> Exercise aim: Go through the lines below and copy each one that holds the string "Output".

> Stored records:
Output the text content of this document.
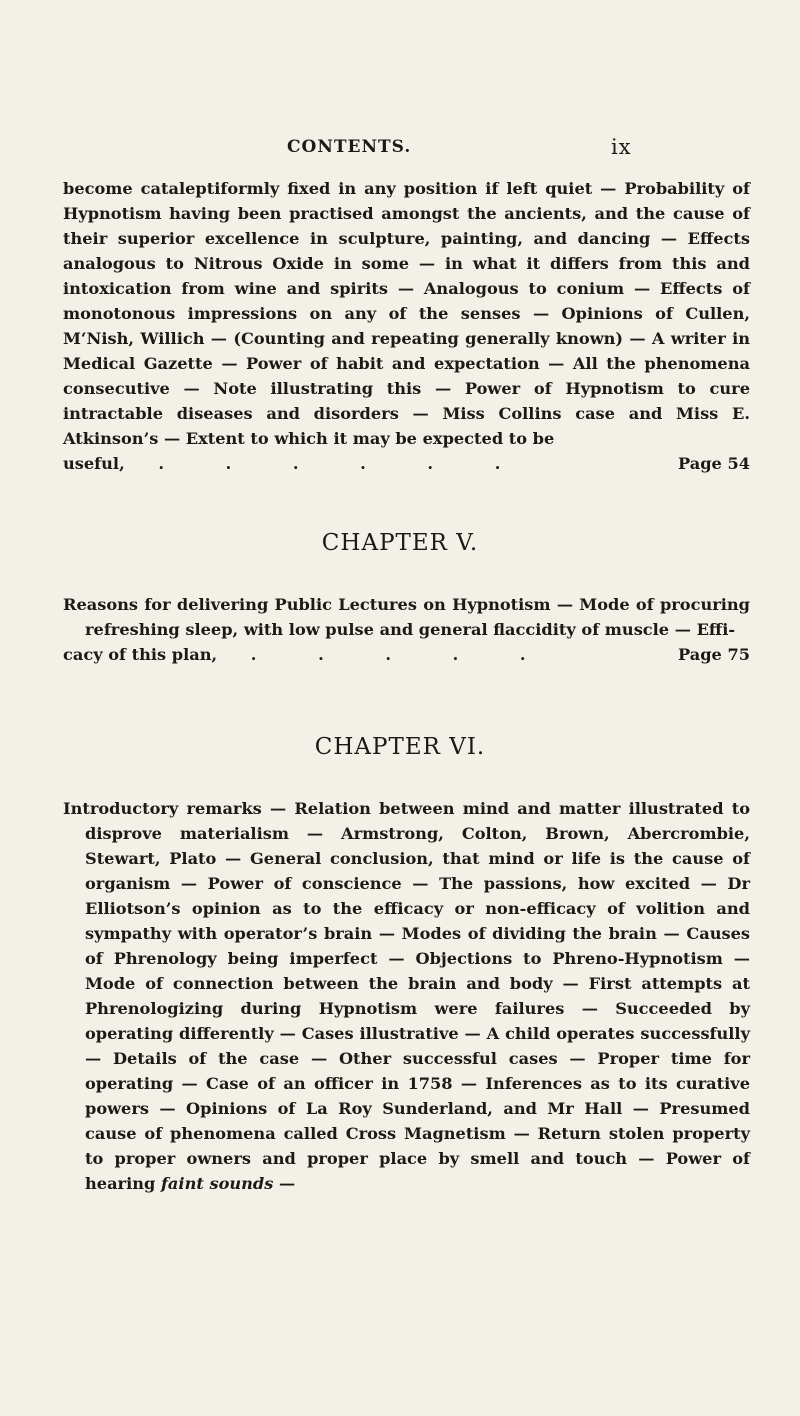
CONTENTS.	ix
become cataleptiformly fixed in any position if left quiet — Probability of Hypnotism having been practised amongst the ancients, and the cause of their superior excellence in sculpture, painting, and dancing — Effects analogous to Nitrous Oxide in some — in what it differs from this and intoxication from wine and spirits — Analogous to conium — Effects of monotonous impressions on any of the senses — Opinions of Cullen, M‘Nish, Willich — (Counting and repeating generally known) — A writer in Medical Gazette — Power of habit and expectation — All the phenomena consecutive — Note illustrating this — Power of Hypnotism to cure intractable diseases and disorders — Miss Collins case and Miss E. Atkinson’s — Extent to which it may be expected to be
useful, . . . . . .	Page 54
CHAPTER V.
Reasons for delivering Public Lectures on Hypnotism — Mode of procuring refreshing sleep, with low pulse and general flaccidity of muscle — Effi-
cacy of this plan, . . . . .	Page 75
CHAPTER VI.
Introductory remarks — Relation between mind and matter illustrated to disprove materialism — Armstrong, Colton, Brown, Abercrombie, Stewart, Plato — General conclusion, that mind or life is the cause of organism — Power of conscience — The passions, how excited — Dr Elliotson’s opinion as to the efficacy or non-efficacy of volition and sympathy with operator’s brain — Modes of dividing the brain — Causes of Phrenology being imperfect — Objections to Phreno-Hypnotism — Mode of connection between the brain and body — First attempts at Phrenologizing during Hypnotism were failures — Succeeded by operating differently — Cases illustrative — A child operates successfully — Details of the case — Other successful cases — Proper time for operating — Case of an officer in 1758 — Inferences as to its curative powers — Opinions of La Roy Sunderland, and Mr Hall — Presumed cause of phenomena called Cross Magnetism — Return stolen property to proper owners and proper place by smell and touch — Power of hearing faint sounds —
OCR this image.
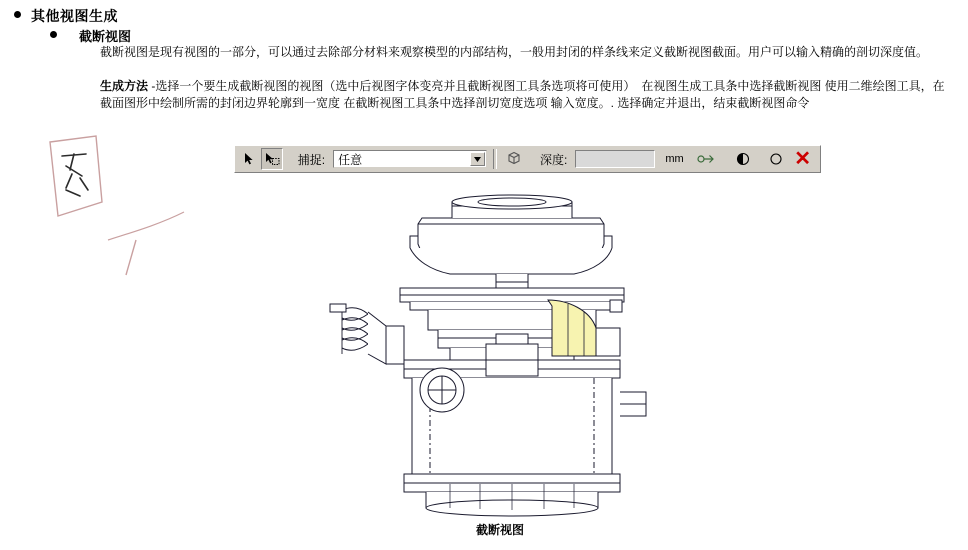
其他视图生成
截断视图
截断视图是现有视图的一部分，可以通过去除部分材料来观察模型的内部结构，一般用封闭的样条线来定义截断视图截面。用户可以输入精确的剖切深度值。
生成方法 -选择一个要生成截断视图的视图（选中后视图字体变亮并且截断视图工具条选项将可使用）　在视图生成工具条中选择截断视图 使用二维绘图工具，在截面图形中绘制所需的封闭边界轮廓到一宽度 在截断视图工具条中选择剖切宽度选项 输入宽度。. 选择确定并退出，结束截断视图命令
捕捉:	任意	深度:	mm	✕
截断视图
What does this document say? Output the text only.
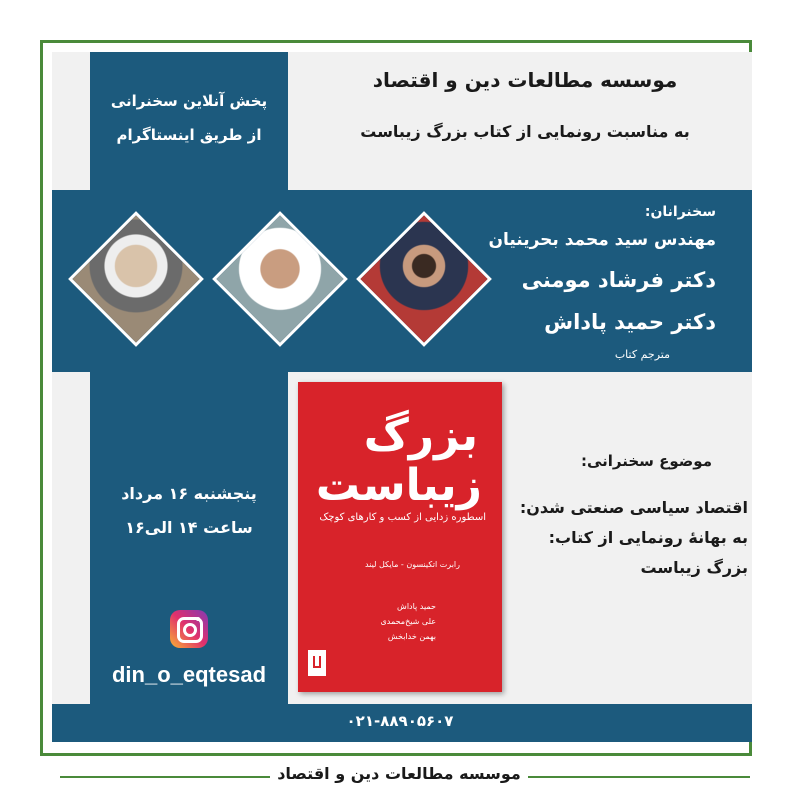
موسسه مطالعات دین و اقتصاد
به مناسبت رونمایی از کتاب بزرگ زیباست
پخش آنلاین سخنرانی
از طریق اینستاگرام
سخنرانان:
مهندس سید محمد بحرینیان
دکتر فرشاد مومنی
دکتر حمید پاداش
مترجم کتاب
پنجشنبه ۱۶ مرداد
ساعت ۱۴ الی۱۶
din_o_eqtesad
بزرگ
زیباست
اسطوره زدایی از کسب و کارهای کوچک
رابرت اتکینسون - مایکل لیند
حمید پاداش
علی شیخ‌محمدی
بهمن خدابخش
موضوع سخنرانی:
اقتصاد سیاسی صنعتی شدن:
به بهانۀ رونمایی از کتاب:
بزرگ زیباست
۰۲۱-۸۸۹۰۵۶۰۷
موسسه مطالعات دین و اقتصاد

* * *

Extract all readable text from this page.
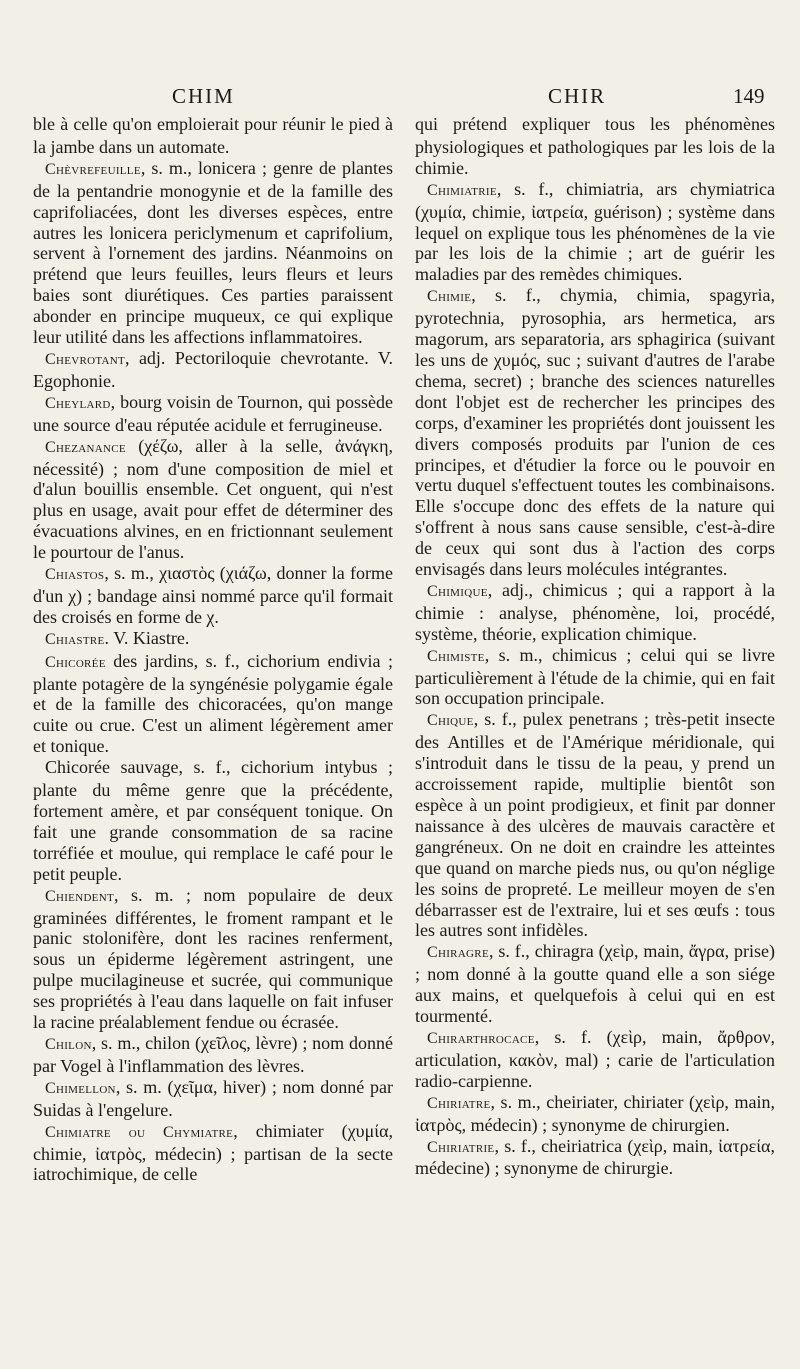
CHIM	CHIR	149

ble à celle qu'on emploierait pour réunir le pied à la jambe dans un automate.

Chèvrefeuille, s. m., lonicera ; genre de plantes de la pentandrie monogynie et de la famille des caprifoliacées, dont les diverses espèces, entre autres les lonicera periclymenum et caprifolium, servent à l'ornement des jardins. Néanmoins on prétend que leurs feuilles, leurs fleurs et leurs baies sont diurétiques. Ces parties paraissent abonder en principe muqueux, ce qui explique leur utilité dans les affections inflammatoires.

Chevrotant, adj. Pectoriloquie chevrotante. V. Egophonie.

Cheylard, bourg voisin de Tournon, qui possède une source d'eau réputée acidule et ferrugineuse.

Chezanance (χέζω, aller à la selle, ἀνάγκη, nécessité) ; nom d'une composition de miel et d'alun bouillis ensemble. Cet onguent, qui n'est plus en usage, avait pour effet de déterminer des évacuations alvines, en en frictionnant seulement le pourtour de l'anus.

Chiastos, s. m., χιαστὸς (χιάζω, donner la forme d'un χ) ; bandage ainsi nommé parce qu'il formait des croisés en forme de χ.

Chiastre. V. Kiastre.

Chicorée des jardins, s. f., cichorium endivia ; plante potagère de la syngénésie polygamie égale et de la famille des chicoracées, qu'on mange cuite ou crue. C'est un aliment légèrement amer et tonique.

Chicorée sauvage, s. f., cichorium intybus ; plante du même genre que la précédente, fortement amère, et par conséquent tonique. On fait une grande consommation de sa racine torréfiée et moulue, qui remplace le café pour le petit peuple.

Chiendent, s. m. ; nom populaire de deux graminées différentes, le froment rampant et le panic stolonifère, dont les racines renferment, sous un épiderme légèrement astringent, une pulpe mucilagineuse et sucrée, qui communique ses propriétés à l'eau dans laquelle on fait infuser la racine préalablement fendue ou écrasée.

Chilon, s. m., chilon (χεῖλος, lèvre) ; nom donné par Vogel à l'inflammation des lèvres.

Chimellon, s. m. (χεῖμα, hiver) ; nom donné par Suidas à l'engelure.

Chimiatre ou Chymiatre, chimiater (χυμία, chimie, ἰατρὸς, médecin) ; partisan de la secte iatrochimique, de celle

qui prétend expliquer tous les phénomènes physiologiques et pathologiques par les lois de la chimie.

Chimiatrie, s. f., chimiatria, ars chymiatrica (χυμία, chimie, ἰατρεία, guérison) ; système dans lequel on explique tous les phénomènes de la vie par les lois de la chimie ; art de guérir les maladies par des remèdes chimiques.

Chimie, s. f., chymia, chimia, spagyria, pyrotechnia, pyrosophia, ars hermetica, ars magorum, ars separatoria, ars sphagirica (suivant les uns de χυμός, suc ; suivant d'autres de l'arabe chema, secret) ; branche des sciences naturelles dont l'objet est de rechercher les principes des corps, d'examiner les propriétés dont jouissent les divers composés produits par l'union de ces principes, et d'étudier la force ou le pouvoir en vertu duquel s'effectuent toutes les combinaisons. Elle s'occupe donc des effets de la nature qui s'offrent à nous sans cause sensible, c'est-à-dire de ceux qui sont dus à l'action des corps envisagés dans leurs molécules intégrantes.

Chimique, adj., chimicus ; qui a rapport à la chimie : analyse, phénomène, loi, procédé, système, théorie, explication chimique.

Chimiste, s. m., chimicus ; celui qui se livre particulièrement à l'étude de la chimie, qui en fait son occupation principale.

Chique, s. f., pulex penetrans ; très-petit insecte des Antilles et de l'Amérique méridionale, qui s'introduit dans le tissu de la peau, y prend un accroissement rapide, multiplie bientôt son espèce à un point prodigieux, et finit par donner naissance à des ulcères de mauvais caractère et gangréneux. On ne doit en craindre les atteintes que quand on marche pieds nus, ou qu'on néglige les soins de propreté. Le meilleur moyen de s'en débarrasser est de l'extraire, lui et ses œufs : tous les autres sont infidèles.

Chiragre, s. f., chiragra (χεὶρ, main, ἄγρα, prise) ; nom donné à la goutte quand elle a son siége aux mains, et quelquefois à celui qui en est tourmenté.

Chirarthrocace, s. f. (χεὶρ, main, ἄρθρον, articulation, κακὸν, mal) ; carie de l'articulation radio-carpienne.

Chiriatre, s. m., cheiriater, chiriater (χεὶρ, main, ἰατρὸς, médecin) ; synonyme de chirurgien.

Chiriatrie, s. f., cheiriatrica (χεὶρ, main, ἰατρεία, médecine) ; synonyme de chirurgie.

> Correct response:
Output the text content of this document.
What does this document say? Output the text only.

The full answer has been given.